Problem description → List all lines of the data containing the word "amplitude".

The data →
↓↓↓
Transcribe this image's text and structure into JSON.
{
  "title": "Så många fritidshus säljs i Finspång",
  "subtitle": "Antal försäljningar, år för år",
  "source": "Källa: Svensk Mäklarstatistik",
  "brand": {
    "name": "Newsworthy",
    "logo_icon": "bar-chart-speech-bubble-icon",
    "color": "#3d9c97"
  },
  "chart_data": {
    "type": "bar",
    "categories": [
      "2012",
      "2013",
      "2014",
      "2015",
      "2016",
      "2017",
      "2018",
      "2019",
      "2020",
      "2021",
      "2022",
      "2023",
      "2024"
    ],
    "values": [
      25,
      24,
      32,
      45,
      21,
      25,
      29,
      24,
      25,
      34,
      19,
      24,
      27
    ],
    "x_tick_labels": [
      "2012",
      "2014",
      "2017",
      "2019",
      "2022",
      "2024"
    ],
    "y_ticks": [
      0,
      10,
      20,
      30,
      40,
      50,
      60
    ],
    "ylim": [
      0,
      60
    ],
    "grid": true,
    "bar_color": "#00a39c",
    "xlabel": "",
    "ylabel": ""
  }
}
↑↑↑
↓↓↓
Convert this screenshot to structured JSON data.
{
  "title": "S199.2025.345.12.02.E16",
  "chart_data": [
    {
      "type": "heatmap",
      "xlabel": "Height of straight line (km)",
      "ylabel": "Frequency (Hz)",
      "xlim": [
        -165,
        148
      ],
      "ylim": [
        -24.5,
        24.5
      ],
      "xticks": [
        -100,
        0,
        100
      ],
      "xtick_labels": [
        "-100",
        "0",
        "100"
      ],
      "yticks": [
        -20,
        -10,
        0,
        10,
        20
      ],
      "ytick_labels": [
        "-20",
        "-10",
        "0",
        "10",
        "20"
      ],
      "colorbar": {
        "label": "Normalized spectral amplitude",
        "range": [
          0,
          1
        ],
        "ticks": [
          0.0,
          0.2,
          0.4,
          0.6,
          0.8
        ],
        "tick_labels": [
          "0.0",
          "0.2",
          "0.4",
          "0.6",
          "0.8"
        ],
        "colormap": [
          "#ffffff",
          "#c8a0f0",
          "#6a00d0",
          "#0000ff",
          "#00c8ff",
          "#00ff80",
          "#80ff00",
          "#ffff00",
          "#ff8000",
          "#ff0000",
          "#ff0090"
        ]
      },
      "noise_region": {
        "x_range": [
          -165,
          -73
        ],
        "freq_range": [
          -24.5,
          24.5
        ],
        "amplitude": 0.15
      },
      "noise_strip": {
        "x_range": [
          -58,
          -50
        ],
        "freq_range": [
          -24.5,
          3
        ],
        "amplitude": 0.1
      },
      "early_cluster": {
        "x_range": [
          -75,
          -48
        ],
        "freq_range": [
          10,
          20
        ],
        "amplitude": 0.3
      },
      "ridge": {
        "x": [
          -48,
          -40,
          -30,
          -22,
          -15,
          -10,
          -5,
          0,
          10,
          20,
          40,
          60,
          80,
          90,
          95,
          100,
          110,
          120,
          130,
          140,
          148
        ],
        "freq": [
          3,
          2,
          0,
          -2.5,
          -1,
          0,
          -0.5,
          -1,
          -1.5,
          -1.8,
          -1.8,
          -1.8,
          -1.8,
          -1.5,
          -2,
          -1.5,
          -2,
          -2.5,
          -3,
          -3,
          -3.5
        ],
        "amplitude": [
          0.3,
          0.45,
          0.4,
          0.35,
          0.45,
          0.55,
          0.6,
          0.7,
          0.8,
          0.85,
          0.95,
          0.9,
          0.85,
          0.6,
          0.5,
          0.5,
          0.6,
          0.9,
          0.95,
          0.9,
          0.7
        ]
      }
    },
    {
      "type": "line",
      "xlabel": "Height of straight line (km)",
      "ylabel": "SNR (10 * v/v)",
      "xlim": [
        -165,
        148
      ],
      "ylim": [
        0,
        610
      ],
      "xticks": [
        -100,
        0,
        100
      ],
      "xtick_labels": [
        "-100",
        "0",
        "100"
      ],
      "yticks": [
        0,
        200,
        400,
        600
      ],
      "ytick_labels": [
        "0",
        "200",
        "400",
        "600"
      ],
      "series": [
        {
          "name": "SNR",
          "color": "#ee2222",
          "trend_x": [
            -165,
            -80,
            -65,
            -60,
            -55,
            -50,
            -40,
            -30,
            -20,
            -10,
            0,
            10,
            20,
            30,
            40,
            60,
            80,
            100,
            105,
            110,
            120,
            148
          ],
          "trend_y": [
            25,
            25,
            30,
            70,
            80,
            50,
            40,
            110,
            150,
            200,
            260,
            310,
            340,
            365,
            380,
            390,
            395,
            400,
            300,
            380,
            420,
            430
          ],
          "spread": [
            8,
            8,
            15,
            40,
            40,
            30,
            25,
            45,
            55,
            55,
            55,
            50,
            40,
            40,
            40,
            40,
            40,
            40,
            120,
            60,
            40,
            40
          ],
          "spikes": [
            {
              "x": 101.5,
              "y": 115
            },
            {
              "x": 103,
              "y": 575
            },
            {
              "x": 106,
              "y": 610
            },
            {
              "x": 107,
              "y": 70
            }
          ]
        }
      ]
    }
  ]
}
↑↑↑
Result of the task →
        "label": "Normalized spectral amplitude",
        "amplitude": 0.15
        "amplitude": 0.1
        "amplitude": 0.3
        "amplitude": [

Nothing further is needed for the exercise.